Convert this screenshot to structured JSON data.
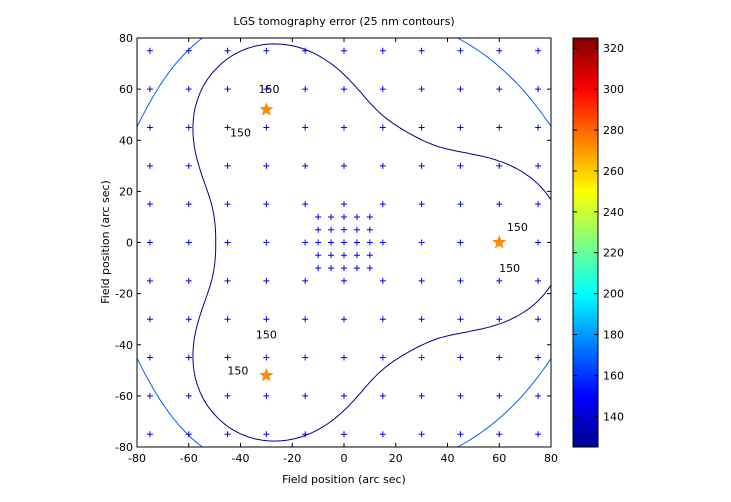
{
  "chart_data": {
    "type": "contour",
    "title": "LGS tomography error (25 nm contours)",
    "xlabel": "Field position (arc sec)",
    "ylabel": "Field position (arc sec)",
    "xlim": [
      -80,
      80
    ],
    "ylim": [
      -80,
      80
    ],
    "xticks": [
      "-80",
      "-60",
      "-40",
      "-20",
      "0",
      "20",
      "40",
      "60",
      "80"
    ],
    "yticks": [
      "-80",
      "-60",
      "-40",
      "-20",
      "0",
      "20",
      "40",
      "60",
      "80"
    ],
    "colorbar": {
      "ticks": [
        "140",
        "160",
        "180",
        "200",
        "220",
        "240",
        "260",
        "280",
        "300",
        "320"
      ],
      "range": [
        125,
        325
      ]
    },
    "contour_interval": 25,
    "contour_labels": [
      {
        "text": "150",
        "x": -29,
        "y": 60
      },
      {
        "text": "150",
        "x": -40,
        "y": 43
      },
      {
        "text": "150",
        "x": -30,
        "y": -36
      },
      {
        "text": "150",
        "x": -41,
        "y": -50
      },
      {
        "text": "150",
        "x": 67,
        "y": 6
      },
      {
        "text": "150",
        "x": 64,
        "y": -10
      }
    ],
    "lgs_stars": [
      {
        "x": -30,
        "y": 52
      },
      {
        "x": 60,
        "y": 0
      },
      {
        "x": -30,
        "y": -52
      }
    ],
    "grid_points": {
      "outer": [
        -75,
        -60,
        -45,
        -30,
        -15,
        0,
        15,
        30,
        45,
        60,
        75
      ],
      "inner": [
        -10,
        -5,
        0,
        5,
        10
      ]
    },
    "grid": false
  },
  "colors": {
    "contour_150": "#00008f",
    "contour_175": "#0060ff",
    "contour_200": "#00dfff",
    "contour_225": "#70ff8f",
    "contour_250": "#ffdf00",
    "contour_275": "#ff6000",
    "contour_300": "#c00000",
    "marker": "#0000ff",
    "star": "#ff8c00"
  }
}
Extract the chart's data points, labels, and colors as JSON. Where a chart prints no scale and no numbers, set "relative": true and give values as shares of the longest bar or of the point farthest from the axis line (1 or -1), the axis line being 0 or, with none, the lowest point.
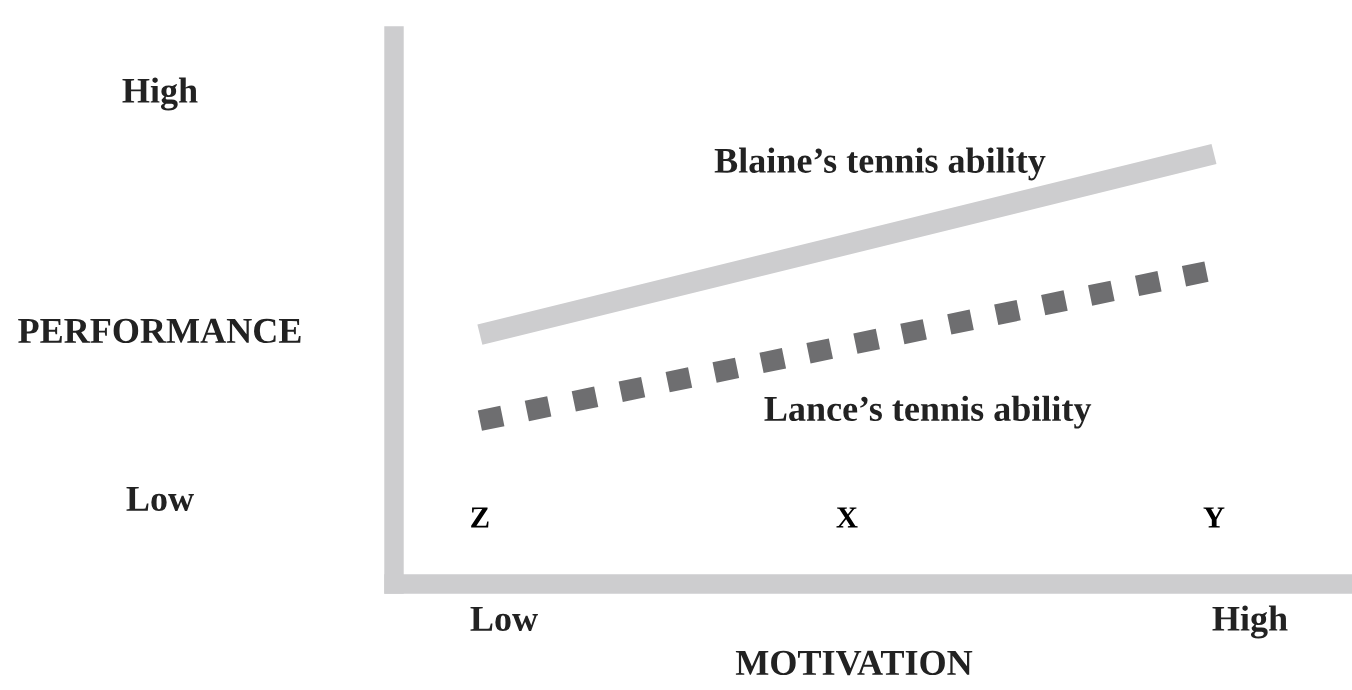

══════════

Can you repeat every record above exactly, apart from the pictures?

◆ **Full solution**
Convert this screenshot to structured JSON data.
{
  "chart_data": {
    "type": "contour",
    "title": "LGS tomography error (25 nm contours)",
    "xlabel": "Field position (arc sec)",
    "ylabel": "Field position (arc sec)",
    "xlim": [
      -80,
      80
    ],
    "ylim": [
      -80,
      80
    ],
    "xticks": [
      "-80",
      "-60",
      "-40",
      "-20",
      "0",
      "20",
      "40",
      "60",
      "80"
    ],
    "yticks": [
      "-80",
      "-60",
      "-40",
      "-20",
      "0",
      "20",
      "40",
      "60",
      "80"
    ],
    "colorbar": {
      "ticks": [
        "140",
        "160",
        "180",
        "200",
        "220",
        "240",
        "260",
        "280",
        "300",
        "320"
      ],
      "range": [
        125,
        325
      ]
    },
    "contour_interval": 25,
    "contour_labels": [
      {
        "text": "150",
        "x": -29,
        "y": 60
      },
      {
        "text": "150",
        "x": -40,
        "y": 43
      },
      {
        "text": "150",
        "x": -30,
        "y": -36
      },
      {
        "text": "150",
        "x": -41,
        "y": -50
      },
      {
        "text": "150",
        "x": 67,
        "y": 6
      },
      {
        "text": "150",
        "x": 64,
        "y": -10
      }
    ],
    "lgs_stars": [
      {
        "x": -30,
        "y": 52
      },
      {
        "x": 60,
        "y": 0
      },
      {
        "x": -30,
        "y": -52
      }
    ],
    "grid_points": {
      "outer": [
        -75,
        -60,
        -45,
        -30,
        -15,
        0,
        15,
        30,
        45,
        60,
        75
      ],
      "inner": [
        -10,
        -5,
        0,
        5,
        10
      ]
    },
    "grid": false
  },
  "colors": {
    "contour_150": "#00008f",
    "contour_175": "#0060ff",
    "contour_200": "#00dfff",
    "contour_225": "#70ff8f",
    "contour_250": "#ffdf00",
    "contour_275": "#ff6000",
    "contour_300": "#c00000",
    "marker": "#0000ff",
    "star": "#ff8c00"
  }
}
Extract the chart's data points, labels, and colors as JSON. Where a chart prints no scale and no numbers, set "relative": true and give values as shares of the longest bar or of the point farthest from the axis line (1 or -1), the axis line being 0 or, with none, the lowest point.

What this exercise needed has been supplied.